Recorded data
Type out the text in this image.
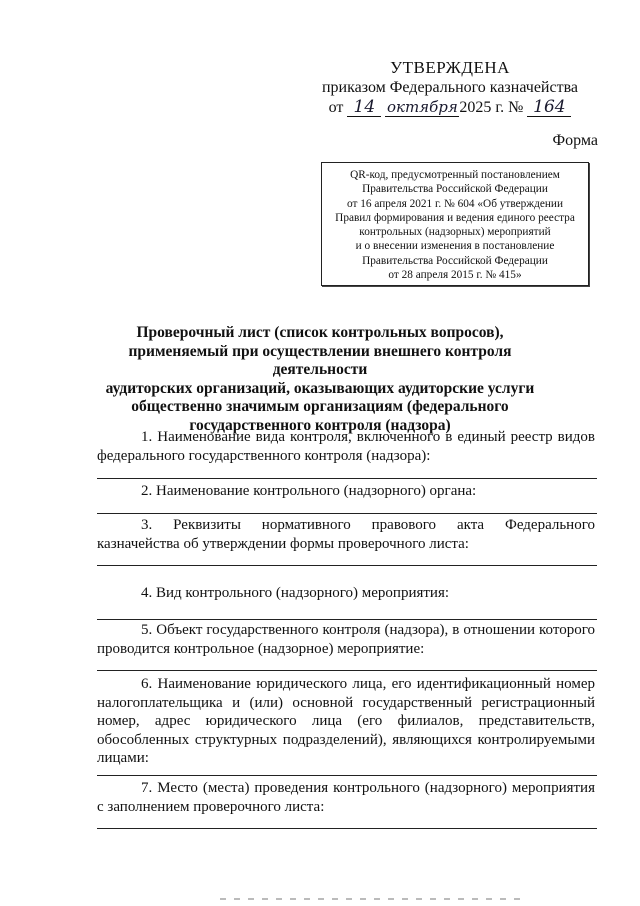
УТВЕРЖДЕНА
приказом Федерального казначейства
от 14 октября2025 г. № 164
Форма
QR-код, предусмотренный постановлением
Правительства Российской Федерации
от 16 апреля 2021 г. № 604 «Об утверждении
Правил формирования и ведения единого реестра
контрольных (надзорных) мероприятий
и о внесении изменения в постановление
Правительства Российской Федерации
от 28 апреля 2015 г. № 415»
Проверочный лист (список контрольных вопросов),
применяемый при осуществлении внешнего контроля деятельности
аудиторских организаций, оказывающих аудиторские услуги
общественно значимым организациям (федерального
государственного контроля (надзора)
1. Наименование вида контроля, включенного в единый реестр видов федерального государственного контроля (надзора):
2. Наименование контрольного (надзорного) органа:
3. Реквизиты нормативного правового акта Федерального казначейства об утверждении формы проверочного листа:
4. Вид контрольного (надзорного) мероприятия:
5. Объект государственного контроля (надзора), в отношении которого проводится контрольное (надзорное) мероприятие:
6. Наименование юридического лица, его идентификационный номер налогоплательщика и (или) основной государственный регистрационный номер, адрес юридического лица (его филиалов, представительств, обособленных структурных подразделений), являющихся контролируемыми лицами:
7. Место (места) проведения контрольного (надзорного) мероприятия с заполнением проверочного листа:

**Task brief:**
Retype the whole listing, keeping every line identical and omitting all pictures.

**Written solution:**
Type out the text in this image.
УТВЕРЖДЕНА
приказом Федерального казначейства
от 14 октября2025 г. № 164
Форма
QR-код, предусмотренный постановлением
Правительства Российской Федерации
от 16 апреля 2021 г. № 604 «Об утверждении
Правил формирования и ведения единого реестра
контрольных (надзорных) мероприятий
и о внесении изменения в постановление
Правительства Российской Федерации
от 28 апреля 2015 г. № 415»
Проверочный лист (список контрольных вопросов),
применяемый при осуществлении внешнего контроля деятельности
аудиторских организаций, оказывающих аудиторские услуги
общественно значимым организациям (федерального
государственного контроля (надзора)
1. Наименование вида контроля, включенного в единый реестр видов федерального государственного контроля (надзора):
2. Наименование контрольного (надзорного) органа:
3. Реквизиты нормативного правового акта Федерального казначейства об утверждении формы проверочного листа:
4. Вид контрольного (надзорного) мероприятия:
5. Объект государственного контроля (надзора), в отношении которого проводится контрольное (надзорное) мероприятие:
6. Наименование юридического лица, его идентификационный номер налогоплательщика и (или) основной государственный регистрационный номер, адрес юридического лица (его филиалов, представительств, обособленных структурных подразделений), являющихся контролируемыми лицами:
7. Место (места) проведения контрольного (надзорного) мероприятия с заполнением проверочного листа:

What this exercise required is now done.